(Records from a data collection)
===

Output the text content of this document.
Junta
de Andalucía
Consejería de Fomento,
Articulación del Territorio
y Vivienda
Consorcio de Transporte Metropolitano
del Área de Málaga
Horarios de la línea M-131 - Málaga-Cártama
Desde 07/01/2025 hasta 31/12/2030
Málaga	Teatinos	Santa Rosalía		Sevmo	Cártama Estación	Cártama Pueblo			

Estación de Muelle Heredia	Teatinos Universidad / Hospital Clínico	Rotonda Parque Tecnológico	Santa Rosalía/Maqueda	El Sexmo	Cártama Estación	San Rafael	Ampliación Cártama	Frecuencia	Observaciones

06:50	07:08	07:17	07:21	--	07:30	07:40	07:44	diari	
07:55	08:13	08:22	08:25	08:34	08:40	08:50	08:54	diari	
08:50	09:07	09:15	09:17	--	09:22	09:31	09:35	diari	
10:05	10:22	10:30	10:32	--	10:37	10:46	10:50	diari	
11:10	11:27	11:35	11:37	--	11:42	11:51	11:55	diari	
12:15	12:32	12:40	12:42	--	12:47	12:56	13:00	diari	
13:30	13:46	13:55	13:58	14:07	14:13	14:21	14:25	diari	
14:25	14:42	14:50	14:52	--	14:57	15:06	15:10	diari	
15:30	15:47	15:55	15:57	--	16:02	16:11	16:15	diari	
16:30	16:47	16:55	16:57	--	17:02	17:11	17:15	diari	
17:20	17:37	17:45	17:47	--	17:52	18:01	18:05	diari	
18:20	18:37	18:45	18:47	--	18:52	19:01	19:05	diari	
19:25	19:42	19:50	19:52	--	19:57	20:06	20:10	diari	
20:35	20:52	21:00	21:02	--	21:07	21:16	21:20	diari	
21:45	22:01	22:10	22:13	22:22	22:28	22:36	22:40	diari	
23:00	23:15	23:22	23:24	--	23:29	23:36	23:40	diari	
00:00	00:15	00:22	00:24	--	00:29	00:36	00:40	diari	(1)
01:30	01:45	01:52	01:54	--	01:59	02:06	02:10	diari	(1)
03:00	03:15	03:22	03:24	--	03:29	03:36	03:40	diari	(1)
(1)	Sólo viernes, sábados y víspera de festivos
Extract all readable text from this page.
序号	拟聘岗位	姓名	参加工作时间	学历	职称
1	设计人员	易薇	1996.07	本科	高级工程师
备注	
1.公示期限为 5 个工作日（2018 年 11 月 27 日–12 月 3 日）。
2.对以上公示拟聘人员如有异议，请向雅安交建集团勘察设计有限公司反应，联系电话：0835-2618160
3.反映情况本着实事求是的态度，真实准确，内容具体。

===

### [PROBLEM DETAILS]
Print nothing but the lines from the line with "Extract all readable text from this page." to the last line of the records above. Both of those lines count.

### [SOLUTION TO THE EXERCISE]
Extract all readable text from this page.
序号	拟聘岗位	姓名	参加工作时间	学历	职称
1	设计人员	易薇	1996.07	本科	高级工程师
备注	
1.公示期限为 5 个工作日（2018 年 11 月 27 日–12 月 3 日）。
2.对以上公示拟聘人员如有异议，请向雅安交建集团勘察设计有限公司反应，联系电话：0835-2618160
3.反映情况本着实事求是的态度，真实准确，内容具体。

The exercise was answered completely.